┌──
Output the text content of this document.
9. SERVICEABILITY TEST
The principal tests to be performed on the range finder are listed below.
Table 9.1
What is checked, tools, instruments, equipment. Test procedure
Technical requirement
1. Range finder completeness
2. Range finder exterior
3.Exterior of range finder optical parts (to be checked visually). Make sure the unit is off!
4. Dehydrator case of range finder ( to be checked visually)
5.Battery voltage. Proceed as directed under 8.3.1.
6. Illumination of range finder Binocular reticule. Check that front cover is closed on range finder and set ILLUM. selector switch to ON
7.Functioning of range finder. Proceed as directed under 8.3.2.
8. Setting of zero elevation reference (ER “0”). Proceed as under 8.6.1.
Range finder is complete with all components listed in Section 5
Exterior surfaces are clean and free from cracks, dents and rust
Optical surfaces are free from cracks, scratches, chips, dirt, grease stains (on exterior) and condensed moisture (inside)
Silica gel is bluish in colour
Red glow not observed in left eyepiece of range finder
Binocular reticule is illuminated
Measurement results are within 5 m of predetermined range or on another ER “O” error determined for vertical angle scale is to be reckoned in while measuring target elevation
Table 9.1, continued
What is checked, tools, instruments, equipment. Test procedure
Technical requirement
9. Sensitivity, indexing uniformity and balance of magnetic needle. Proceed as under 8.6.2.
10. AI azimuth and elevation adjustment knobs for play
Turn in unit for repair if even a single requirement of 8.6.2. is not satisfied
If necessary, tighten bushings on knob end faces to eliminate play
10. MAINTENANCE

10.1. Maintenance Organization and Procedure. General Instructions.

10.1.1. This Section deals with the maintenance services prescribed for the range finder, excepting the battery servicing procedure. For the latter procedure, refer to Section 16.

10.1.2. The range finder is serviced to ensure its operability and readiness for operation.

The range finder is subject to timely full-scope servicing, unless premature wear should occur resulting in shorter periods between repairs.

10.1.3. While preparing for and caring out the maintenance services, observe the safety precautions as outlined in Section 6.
└──
GOAL OF THE EXERCISE – Each line holding "unit" must be found and copied.

ANSWER –
3.Exterior of range finder optical parts (to be checked visually). Make sure the unit is off!
Turn in unit for repair if even a single requirement of 8.6.2. is not satisfied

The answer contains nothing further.